*Problem to solve*. Show all lines of the listing that hold the word "Case".

━━ Provided records ━━

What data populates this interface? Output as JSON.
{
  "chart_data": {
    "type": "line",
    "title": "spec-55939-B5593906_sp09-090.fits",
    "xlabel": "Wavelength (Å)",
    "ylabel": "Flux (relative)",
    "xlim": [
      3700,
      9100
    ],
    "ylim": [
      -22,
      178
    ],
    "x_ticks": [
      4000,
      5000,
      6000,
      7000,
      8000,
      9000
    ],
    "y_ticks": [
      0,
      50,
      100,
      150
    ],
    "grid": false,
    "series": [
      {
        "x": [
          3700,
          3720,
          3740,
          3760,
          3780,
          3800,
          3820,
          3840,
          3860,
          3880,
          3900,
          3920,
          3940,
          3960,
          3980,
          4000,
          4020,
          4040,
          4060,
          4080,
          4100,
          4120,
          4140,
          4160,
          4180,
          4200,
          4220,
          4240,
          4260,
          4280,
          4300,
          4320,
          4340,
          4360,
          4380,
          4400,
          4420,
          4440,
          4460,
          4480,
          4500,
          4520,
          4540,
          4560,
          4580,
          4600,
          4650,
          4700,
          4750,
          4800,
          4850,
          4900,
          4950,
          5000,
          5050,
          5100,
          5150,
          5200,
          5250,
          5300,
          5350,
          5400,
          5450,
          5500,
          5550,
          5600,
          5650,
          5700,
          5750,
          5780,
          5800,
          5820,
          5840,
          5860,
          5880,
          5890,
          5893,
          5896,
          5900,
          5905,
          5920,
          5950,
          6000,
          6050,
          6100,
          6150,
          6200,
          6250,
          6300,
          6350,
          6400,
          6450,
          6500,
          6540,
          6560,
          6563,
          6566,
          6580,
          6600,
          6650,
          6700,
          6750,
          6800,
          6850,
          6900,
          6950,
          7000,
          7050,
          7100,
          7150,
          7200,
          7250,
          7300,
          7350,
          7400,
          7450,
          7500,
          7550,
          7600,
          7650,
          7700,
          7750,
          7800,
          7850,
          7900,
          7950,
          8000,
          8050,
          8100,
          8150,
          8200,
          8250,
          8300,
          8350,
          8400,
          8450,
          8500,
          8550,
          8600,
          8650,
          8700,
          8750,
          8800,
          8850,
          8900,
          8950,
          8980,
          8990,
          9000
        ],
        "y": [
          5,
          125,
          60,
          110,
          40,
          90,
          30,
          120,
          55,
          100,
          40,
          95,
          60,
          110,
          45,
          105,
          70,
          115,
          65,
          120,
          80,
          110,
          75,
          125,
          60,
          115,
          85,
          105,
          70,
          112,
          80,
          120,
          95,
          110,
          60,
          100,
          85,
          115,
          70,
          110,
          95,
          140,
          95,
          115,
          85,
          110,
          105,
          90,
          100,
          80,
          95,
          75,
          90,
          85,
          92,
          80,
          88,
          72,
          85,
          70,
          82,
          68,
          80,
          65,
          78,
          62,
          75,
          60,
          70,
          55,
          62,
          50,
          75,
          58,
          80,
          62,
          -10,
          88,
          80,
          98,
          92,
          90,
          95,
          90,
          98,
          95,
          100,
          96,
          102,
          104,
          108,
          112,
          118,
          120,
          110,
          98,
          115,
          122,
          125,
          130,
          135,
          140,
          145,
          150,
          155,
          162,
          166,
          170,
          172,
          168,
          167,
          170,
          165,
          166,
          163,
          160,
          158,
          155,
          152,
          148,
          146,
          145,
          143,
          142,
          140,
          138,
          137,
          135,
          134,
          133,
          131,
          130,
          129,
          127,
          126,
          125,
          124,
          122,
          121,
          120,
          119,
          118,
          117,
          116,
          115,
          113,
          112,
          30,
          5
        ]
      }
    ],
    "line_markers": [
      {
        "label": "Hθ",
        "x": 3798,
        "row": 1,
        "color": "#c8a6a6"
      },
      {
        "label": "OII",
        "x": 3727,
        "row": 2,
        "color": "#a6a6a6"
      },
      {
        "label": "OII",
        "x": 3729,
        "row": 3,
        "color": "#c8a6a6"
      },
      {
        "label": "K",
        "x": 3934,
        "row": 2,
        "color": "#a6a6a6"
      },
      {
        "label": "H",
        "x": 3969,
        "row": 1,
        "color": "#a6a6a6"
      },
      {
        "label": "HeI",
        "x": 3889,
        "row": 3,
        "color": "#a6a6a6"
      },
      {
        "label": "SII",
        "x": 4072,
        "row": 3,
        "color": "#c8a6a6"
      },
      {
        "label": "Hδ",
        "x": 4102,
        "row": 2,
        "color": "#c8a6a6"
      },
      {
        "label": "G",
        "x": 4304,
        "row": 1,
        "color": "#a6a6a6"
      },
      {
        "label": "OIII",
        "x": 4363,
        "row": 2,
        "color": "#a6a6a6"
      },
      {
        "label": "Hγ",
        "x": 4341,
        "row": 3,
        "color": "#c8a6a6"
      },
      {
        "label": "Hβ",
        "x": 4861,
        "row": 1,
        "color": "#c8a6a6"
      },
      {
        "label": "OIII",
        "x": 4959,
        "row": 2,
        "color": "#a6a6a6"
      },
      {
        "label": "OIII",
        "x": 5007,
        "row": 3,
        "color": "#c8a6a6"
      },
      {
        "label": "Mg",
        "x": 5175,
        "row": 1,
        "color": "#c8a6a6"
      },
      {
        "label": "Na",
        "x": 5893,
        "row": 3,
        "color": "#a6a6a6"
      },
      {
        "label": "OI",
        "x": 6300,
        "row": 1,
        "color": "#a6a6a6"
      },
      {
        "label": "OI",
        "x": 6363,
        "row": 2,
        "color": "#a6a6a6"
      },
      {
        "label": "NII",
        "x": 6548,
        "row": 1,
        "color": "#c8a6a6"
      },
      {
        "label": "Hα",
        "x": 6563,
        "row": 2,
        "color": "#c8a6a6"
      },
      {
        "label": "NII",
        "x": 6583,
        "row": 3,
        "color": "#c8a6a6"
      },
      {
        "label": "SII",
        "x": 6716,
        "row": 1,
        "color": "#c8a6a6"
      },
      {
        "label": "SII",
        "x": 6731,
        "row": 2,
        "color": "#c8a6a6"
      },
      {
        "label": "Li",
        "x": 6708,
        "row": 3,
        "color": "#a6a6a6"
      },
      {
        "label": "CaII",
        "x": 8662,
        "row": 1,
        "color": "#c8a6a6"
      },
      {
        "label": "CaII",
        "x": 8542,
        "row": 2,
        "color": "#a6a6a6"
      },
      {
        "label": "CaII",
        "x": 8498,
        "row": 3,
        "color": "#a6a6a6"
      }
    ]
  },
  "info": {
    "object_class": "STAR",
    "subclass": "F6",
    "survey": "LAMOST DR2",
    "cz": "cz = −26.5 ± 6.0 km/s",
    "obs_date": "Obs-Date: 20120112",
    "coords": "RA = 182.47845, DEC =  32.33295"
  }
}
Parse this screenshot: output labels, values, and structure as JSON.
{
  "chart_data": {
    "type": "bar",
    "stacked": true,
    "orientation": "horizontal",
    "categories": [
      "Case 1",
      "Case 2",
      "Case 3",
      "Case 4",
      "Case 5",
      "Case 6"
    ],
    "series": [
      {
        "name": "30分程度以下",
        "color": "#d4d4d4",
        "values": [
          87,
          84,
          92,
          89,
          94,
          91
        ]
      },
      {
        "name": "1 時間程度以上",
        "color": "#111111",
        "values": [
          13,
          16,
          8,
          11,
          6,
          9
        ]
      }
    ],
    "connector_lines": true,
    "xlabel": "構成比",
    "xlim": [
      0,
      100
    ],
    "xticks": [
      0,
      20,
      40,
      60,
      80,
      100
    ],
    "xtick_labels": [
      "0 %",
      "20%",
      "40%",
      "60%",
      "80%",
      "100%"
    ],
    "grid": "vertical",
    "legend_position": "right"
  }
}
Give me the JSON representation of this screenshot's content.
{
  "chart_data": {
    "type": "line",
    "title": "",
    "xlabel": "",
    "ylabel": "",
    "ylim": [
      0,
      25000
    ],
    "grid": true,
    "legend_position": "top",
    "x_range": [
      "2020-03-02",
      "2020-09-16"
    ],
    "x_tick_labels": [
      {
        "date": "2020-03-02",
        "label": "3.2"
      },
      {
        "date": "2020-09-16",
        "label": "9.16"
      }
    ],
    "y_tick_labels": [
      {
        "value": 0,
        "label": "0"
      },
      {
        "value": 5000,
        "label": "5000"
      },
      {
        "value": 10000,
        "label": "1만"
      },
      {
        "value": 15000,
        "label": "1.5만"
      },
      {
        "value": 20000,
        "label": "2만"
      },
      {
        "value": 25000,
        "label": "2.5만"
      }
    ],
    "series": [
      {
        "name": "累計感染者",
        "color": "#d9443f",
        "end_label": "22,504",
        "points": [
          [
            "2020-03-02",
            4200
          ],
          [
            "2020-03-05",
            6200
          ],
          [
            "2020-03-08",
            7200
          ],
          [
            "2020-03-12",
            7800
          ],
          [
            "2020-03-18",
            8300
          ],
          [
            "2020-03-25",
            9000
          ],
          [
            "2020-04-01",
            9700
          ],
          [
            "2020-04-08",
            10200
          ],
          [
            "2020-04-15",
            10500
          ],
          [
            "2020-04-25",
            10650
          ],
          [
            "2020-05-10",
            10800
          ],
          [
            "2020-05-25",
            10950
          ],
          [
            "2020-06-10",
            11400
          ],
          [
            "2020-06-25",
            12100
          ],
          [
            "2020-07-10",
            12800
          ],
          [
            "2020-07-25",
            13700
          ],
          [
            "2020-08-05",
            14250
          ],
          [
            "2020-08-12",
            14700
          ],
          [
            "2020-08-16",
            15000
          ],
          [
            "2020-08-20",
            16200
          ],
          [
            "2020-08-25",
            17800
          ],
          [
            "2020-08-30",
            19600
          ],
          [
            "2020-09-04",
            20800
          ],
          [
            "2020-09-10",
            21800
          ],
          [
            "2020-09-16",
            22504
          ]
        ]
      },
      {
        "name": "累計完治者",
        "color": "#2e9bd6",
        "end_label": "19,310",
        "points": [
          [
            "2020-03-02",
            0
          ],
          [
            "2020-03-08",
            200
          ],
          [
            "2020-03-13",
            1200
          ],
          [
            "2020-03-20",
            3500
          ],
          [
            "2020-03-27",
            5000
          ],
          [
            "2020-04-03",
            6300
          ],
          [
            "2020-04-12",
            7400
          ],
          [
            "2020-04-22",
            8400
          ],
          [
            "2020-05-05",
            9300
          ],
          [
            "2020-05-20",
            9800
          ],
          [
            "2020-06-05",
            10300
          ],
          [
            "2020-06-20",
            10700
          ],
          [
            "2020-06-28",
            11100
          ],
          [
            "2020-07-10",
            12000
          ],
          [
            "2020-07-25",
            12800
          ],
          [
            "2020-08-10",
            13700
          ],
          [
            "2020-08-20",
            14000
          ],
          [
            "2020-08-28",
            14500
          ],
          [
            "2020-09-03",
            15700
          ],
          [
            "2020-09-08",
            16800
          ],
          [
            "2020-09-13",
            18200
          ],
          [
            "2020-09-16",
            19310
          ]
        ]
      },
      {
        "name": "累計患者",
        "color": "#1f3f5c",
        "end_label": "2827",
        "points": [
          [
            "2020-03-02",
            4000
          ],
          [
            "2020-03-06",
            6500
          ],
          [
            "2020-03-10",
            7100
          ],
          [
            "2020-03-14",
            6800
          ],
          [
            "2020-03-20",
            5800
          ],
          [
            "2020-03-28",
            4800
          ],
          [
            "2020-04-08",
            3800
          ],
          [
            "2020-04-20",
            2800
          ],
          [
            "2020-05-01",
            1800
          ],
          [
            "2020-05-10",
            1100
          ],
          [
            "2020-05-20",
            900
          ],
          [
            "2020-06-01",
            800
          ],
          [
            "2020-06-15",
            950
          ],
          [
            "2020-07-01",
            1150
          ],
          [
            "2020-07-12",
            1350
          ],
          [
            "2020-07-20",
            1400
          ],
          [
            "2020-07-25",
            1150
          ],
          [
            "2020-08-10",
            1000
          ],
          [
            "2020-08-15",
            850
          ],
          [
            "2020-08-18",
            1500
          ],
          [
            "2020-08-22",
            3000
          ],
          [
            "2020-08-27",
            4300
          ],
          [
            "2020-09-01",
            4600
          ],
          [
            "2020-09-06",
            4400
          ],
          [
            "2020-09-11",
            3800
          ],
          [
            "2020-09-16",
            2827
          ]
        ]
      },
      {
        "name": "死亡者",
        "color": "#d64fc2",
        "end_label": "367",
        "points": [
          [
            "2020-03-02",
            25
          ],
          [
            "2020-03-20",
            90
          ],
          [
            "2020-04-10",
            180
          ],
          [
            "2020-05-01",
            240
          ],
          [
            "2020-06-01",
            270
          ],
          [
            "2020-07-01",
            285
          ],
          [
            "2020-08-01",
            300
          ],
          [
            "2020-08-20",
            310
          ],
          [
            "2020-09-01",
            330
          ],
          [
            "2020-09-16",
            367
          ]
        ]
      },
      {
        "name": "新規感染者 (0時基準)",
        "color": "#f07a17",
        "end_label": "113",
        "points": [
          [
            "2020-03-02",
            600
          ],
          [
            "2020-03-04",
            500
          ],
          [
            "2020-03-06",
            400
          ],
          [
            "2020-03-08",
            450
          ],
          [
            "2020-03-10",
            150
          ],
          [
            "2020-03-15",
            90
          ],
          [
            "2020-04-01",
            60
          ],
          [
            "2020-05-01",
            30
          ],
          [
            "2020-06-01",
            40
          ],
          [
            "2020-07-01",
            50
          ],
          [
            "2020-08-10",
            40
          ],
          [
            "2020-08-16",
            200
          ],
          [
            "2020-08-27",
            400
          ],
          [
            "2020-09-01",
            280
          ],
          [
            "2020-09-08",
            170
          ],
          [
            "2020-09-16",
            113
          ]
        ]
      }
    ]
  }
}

━━━

*Complete response*.
      "Case 1",
      "Case 2",
      "Case 3",
      "Case 4",
      "Case 5",
      "Case 6"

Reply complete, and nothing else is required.